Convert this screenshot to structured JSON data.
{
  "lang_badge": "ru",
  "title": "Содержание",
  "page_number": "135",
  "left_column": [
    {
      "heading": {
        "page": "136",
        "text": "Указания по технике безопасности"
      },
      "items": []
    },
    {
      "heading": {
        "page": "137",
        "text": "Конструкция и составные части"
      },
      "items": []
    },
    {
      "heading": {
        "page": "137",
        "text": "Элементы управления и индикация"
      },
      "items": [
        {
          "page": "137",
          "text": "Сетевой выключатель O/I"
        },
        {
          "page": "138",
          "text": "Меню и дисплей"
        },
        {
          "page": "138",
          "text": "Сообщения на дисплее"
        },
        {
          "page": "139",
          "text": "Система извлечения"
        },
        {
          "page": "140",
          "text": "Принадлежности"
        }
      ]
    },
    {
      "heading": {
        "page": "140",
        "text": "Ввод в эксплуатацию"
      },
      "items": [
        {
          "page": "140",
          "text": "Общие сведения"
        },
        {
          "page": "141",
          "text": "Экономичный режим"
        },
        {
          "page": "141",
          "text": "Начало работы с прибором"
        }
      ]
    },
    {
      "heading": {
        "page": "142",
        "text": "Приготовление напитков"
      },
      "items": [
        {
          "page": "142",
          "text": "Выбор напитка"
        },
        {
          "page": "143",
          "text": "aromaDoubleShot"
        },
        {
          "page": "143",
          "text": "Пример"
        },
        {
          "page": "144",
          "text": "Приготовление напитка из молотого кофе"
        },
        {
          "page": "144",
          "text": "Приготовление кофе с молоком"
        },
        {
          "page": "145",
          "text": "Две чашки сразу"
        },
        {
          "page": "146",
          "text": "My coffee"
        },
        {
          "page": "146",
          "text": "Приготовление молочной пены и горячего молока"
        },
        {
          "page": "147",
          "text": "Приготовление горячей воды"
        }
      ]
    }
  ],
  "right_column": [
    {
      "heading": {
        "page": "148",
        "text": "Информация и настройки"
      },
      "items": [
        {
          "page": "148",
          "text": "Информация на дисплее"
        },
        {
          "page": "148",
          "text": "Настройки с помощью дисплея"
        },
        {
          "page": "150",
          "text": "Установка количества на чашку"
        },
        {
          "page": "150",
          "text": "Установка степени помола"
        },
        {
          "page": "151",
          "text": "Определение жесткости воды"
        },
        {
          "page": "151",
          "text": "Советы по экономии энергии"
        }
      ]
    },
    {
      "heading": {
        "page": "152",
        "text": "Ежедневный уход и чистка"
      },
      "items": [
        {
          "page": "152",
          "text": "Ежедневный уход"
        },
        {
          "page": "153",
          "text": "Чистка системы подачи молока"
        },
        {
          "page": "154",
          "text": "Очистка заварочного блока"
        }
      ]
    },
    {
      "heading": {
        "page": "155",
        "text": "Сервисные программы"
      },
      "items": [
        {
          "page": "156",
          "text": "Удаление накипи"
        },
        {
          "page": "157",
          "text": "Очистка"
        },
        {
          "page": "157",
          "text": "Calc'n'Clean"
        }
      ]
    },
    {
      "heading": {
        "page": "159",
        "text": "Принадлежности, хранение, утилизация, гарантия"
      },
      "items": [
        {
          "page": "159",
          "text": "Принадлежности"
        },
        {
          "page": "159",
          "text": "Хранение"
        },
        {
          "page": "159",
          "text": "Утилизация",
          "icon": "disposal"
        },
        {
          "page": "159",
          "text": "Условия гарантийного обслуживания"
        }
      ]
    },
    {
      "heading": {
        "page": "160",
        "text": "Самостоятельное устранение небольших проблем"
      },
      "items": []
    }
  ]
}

════════

▶ _WRITTEN PROBLEM_:
Extract all lines containing the word "воды".

▶ _TASK SOLUTION_:
          "text": "Приготовление горячей воды"
          "text": "Определение жесткости воды"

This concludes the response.